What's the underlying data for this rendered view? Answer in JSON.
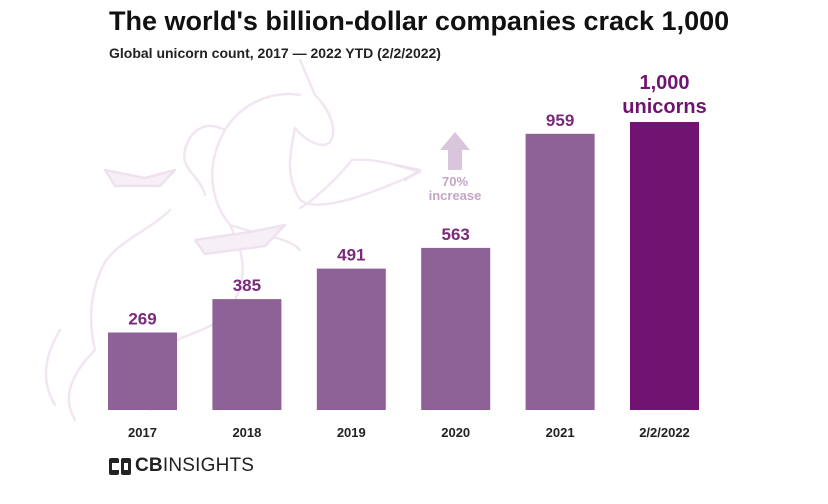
{
  "header": {
    "title": "The world's billion-dollar companies crack 1,000",
    "subtitle": "Global unicorn count, 2017 — 2022 YTD (2/2/2022)"
  },
  "chart_data": {
    "type": "bar",
    "title": "The world's billion-dollar companies crack 1,000",
    "subtitle": "Global unicorn count, 2017 — 2022 YTD (2/2/2022)",
    "xlabel": "",
    "ylabel": "",
    "categories": [
      "2017",
      "2018",
      "2019",
      "2020",
      "2021",
      "2/2/2022"
    ],
    "values": [
      269,
      385,
      491,
      563,
      959,
      1000
    ],
    "data_labels": [
      "269",
      "385",
      "491",
      "563",
      "959",
      "1,000 unicorns"
    ],
    "ylim": [
      0,
      1000
    ],
    "grid": false,
    "annotation": {
      "text": "70% increase",
      "line1": "70%",
      "line2": "increase",
      "from_category": "2020",
      "to_category": "2021"
    },
    "colors": {
      "bar": "#8e6297",
      "highlight_bar": "#711471",
      "label": "#7a2a7a",
      "arrow": "#d9c6dc",
      "background_art": "#f3ebf3"
    }
  },
  "footer": {
    "brand_bold": "CB",
    "brand_rest": "INSIGHTS",
    "logo_icon": "cb-insights-logo-icon"
  }
}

......

* **Set exercise**:
The records above must be echoed exactly, minus their pictures.

* **The answer**:
What's the underlying data for this rendered view? Answer in JSON.
{
  "header": {
    "title": "The world's billion-dollar companies crack 1,000",
    "subtitle": "Global unicorn count, 2017 — 2022 YTD (2/2/2022)"
  },
  "chart_data": {
    "type": "bar",
    "title": "The world's billion-dollar companies crack 1,000",
    "subtitle": "Global unicorn count, 2017 — 2022 YTD (2/2/2022)",
    "xlabel": "",
    "ylabel": "",
    "categories": [
      "2017",
      "2018",
      "2019",
      "2020",
      "2021",
      "2/2/2022"
    ],
    "values": [
      269,
      385,
      491,
      563,
      959,
      1000
    ],
    "data_labels": [
      "269",
      "385",
      "491",
      "563",
      "959",
      "1,000 unicorns"
    ],
    "ylim": [
      0,
      1000
    ],
    "grid": false,
    "annotation": {
      "text": "70% increase",
      "line1": "70%",
      "line2": "increase",
      "from_category": "2020",
      "to_category": "2021"
    },
    "colors": {
      "bar": "#8e6297",
      "highlight_bar": "#711471",
      "label": "#7a2a7a",
      "arrow": "#d9c6dc",
      "background_art": "#f3ebf3"
    }
  },
  "footer": {
    "brand_bold": "CB",
    "brand_rest": "INSIGHTS",
    "logo_icon": "cb-insights-logo-icon"
  }
}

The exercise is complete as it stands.